» SET TASK:
Please return the full listing below without altering anything.
-- START RECORDS SHOWN --
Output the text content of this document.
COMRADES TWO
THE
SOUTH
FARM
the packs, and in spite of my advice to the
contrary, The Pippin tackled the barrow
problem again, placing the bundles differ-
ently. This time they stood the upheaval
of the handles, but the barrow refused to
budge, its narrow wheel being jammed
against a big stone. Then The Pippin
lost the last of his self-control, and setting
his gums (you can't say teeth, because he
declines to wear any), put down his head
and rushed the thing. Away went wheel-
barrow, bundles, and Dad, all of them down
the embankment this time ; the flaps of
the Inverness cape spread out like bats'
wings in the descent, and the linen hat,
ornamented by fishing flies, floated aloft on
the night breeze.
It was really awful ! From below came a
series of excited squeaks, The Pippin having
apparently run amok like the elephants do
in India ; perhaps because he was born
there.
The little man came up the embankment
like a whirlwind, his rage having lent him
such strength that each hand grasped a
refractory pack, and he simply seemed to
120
-- END RECORDS SHOWN --
» EXERCISE ANSWER:
Output the text content of this document.
COMRADES TWO
THE
SOUTH
FARM
the packs, and in spite of my advice to the
contrary, The Pippin tackled the barrow
problem again, placing the bundles differ-
ently. This time they stood the upheaval
of the handles, but the barrow refused to
budge, its narrow wheel being jammed
against a big stone. Then The Pippin
lost the last of his self-control, and setting
his gums (you can't say teeth, because he
declines to wear any), put down his head
and rushed the thing. Away went wheel-
barrow, bundles, and Dad, all of them down
the embankment this time ; the flaps of
the Inverness cape spread out like bats'
wings in the descent, and the linen hat,
ornamented by fishing flies, floated aloft on
the night breeze.
It was really awful ! From below came a
series of excited squeaks, The Pippin having
apparently run amok like the elephants do
in India ; perhaps because he was born
there.
The little man came up the embankment
like a whirlwind, his rage having lent him
such strength that each hand grasped a
refractory pack, and he simply seemed to
120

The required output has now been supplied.